(STATED GOAL):
Output the data below in full, byte for byte. Nothing may differ.

(RECORDS FOR PROCESSING):
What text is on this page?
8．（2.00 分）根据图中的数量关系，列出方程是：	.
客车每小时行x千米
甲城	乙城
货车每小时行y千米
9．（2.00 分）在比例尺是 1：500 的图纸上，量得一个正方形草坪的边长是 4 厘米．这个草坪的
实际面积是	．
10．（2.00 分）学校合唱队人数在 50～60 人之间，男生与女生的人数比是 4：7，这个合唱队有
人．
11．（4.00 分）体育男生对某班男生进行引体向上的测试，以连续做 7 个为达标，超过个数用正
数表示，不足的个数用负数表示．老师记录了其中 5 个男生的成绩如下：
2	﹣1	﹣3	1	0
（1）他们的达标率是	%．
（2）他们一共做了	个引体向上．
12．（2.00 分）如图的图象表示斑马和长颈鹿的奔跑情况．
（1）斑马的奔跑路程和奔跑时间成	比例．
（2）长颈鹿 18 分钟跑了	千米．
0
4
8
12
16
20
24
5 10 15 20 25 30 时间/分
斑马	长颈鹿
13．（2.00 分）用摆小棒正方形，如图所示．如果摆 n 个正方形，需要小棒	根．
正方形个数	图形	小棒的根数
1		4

(SOLUTION FOR THIS PROBLEM):
What text is on this page?
8．（2.00 分）根据图中的数量关系，列出方程是：	.
客车每小时行x千米
甲城	乙城
货车每小时行y千米
9．（2.00 分）在比例尺是 1：500 的图纸上，量得一个正方形草坪的边长是 4 厘米．这个草坪的
实际面积是	．
10．（2.00 分）学校合唱队人数在 50～60 人之间，男生与女生的人数比是 4：7，这个合唱队有
人．
11．（4.00 分）体育男生对某班男生进行引体向上的测试，以连续做 7 个为达标，超过个数用正
数表示，不足的个数用负数表示．老师记录了其中 5 个男生的成绩如下：
2	﹣1	﹣3	1	0
（1）他们的达标率是	%．
（2）他们一共做了	个引体向上．
12．（2.00 分）如图的图象表示斑马和长颈鹿的奔跑情况．
（1）斑马的奔跑路程和奔跑时间成	比例．
（2）长颈鹿 18 分钟跑了	千米．
0
4
8
12
16
20
24
5 10 15 20 25 30 时间/分
斑马	长颈鹿
13．（2.00 分）用摆小棒正方形，如图所示．如果摆 n 个正方形，需要小棒	根．
正方形个数	图形	小棒的根数
1		4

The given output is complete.